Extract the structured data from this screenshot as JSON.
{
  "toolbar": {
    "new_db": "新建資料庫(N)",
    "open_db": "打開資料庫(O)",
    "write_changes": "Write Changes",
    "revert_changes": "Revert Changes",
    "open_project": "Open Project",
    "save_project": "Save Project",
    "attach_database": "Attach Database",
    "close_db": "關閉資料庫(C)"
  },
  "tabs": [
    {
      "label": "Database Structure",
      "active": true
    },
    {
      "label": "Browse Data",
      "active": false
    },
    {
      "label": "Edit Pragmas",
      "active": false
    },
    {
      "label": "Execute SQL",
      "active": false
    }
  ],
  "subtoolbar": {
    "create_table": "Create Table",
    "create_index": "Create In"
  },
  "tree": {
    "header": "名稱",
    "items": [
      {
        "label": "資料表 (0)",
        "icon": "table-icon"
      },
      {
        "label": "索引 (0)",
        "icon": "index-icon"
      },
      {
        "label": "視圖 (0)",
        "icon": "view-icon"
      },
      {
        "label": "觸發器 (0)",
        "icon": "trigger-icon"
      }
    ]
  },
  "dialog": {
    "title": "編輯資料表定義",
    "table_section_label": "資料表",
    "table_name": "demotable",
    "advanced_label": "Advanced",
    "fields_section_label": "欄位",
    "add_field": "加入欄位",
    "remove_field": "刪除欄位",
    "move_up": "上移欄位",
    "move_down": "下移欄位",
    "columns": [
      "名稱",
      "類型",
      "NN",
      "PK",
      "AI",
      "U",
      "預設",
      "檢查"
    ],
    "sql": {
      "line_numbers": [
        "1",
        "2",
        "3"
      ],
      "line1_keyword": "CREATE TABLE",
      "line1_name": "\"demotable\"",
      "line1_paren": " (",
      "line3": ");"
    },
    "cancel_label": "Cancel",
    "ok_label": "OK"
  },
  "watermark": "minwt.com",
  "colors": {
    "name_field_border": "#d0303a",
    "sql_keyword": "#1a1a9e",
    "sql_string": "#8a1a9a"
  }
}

REQUEST: Transcribe each entry exactly.

REPLY TO THE TASK:
Extract the structured data from this screenshot as JSON.
{
  "toolbar": {
    "new_db": "新建資料庫(N)",
    "open_db": "打開資料庫(O)",
    "write_changes": "Write Changes",
    "revert_changes": "Revert Changes",
    "open_project": "Open Project",
    "save_project": "Save Project",
    "attach_database": "Attach Database",
    "close_db": "關閉資料庫(C)"
  },
  "tabs": [
    {
      "label": "Database Structure",
      "active": true
    },
    {
      "label": "Browse Data",
      "active": false
    },
    {
      "label": "Edit Pragmas",
      "active": false
    },
    {
      "label": "Execute SQL",
      "active": false
    }
  ],
  "subtoolbar": {
    "create_table": "Create Table",
    "create_index": "Create In"
  },
  "tree": {
    "header": "名稱",
    "items": [
      {
        "label": "資料表 (0)",
        "icon": "table-icon"
      },
      {
        "label": "索引 (0)",
        "icon": "index-icon"
      },
      {
        "label": "視圖 (0)",
        "icon": "view-icon"
      },
      {
        "label": "觸發器 (0)",
        "icon": "trigger-icon"
      }
    ]
  },
  "dialog": {
    "title": "編輯資料表定義",
    "table_section_label": "資料表",
    "table_name": "demotable",
    "advanced_label": "Advanced",
    "fields_section_label": "欄位",
    "add_field": "加入欄位",
    "remove_field": "刪除欄位",
    "move_up": "上移欄位",
    "move_down": "下移欄位",
    "columns": [
      "名稱",
      "類型",
      "NN",
      "PK",
      "AI",
      "U",
      "預設",
      "檢查"
    ],
    "sql": {
      "line_numbers": [
        "1",
        "2",
        "3"
      ],
      "line1_keyword": "CREATE TABLE",
      "line1_name": "\"demotable\"",
      "line1_paren": " (",
      "line3": ");"
    },
    "cancel_label": "Cancel",
    "ok_label": "OK"
  },
  "watermark": "minwt.com",
  "colors": {
    "name_field_border": "#d0303a",
    "sql_keyword": "#1a1a9e",
    "sql_string": "#8a1a9a"
  }
}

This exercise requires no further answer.